• **Records**
********************

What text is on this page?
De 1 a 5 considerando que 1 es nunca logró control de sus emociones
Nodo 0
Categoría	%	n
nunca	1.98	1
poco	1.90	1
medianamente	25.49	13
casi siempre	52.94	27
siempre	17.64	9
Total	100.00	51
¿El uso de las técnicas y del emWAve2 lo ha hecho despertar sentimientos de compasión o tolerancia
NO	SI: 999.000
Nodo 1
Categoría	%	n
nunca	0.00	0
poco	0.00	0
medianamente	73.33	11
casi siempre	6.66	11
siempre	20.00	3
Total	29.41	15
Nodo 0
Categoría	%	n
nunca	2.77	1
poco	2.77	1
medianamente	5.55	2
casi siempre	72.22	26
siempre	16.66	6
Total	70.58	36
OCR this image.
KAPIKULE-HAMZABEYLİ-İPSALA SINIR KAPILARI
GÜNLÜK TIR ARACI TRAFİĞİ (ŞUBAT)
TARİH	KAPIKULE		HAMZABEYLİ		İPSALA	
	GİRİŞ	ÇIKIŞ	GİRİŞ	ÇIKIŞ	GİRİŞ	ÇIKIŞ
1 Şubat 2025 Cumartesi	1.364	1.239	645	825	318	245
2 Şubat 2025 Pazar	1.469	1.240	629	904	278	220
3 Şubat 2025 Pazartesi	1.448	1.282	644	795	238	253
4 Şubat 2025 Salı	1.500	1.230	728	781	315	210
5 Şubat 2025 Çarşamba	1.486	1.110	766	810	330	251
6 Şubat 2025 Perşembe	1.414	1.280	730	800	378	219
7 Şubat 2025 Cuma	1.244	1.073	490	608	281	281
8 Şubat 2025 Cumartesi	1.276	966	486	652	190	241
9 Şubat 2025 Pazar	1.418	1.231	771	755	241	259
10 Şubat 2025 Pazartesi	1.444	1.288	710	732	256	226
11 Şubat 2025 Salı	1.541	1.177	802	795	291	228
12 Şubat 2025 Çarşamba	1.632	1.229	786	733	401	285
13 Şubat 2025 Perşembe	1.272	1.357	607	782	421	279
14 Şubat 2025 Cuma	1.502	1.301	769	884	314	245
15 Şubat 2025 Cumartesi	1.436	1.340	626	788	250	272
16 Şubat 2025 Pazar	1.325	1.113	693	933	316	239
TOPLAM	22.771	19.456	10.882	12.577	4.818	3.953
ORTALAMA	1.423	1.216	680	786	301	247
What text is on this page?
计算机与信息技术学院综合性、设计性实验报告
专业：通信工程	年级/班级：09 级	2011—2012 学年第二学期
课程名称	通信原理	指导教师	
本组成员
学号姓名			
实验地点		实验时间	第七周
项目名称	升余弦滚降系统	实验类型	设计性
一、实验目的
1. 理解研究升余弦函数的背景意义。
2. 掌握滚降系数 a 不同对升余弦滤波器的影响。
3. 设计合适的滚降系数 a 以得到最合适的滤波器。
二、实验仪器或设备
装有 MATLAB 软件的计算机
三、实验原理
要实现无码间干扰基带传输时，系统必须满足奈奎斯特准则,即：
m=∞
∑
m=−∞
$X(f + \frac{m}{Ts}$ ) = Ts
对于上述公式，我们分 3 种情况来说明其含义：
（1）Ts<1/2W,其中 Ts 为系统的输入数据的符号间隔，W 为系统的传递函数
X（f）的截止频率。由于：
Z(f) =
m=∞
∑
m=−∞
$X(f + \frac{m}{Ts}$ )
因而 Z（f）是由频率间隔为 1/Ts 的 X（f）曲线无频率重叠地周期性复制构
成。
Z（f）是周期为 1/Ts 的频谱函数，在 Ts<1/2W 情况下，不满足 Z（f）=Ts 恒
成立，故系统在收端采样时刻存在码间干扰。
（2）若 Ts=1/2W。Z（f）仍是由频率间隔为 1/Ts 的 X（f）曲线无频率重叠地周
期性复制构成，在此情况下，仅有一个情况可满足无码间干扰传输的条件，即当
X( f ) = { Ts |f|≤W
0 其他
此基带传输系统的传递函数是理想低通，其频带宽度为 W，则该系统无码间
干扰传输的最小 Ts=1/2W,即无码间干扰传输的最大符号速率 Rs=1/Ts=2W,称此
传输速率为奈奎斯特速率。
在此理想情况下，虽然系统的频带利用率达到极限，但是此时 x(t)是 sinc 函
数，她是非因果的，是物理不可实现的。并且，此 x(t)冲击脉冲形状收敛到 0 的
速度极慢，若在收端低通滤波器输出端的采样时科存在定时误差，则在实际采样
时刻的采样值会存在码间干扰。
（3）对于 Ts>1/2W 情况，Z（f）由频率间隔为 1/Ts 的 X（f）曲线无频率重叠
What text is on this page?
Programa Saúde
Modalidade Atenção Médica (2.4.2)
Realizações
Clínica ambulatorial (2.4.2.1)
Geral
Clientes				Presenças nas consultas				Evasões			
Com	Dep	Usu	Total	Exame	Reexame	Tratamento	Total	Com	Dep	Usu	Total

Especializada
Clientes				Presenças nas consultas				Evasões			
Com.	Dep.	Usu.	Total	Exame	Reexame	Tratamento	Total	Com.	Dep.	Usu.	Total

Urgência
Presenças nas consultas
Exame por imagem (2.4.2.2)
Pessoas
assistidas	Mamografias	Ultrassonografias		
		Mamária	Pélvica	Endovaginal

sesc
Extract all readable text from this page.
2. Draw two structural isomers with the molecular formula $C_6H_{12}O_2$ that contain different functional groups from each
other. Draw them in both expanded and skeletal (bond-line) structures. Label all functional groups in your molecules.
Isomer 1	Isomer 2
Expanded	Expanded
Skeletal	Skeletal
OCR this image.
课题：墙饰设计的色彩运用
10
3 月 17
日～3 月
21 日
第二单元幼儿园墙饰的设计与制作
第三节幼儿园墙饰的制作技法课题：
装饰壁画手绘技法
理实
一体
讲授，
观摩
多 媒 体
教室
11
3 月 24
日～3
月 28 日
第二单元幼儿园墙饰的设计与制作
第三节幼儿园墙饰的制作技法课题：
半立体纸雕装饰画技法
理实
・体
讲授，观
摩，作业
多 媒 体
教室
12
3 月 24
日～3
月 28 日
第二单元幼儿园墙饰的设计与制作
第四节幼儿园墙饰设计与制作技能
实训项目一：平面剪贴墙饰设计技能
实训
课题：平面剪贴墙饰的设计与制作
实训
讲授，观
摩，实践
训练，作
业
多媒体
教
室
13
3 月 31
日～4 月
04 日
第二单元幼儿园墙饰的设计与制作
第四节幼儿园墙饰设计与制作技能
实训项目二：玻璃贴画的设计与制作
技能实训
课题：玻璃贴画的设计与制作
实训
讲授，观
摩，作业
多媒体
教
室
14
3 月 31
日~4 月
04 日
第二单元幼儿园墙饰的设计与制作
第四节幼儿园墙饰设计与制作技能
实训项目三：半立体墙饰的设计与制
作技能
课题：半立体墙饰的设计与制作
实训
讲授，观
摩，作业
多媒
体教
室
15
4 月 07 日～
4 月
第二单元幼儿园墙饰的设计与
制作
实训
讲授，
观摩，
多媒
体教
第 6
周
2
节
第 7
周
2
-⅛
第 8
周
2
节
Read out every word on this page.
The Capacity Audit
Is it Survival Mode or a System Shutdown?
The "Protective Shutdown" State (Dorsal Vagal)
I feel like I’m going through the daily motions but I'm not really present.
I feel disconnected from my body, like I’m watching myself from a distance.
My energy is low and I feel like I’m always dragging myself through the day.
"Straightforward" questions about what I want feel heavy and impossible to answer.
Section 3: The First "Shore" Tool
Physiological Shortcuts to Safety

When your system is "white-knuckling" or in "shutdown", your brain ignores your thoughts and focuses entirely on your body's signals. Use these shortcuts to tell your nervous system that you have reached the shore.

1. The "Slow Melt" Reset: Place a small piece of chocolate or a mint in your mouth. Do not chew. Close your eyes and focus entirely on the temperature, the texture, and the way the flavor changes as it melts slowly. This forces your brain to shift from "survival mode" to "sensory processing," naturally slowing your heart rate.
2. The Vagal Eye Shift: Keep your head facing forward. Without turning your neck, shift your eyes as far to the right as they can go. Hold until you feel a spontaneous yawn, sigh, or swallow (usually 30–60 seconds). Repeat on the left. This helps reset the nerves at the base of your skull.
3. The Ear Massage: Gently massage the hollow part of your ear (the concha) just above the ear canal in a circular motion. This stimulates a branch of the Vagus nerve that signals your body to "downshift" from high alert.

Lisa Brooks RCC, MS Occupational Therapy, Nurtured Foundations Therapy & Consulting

********************

• **Required task**
In the lines above, locate the string "Draw". Copy every line where it occurs.

• **Response below**
2. Draw two structural isomers with the molecular formula $C_6H_{12}O_2$ that contain different functional groups from each
other. Draw them in both expanded and skeletal (bond-line) structures. Label all functional groups in your molecules.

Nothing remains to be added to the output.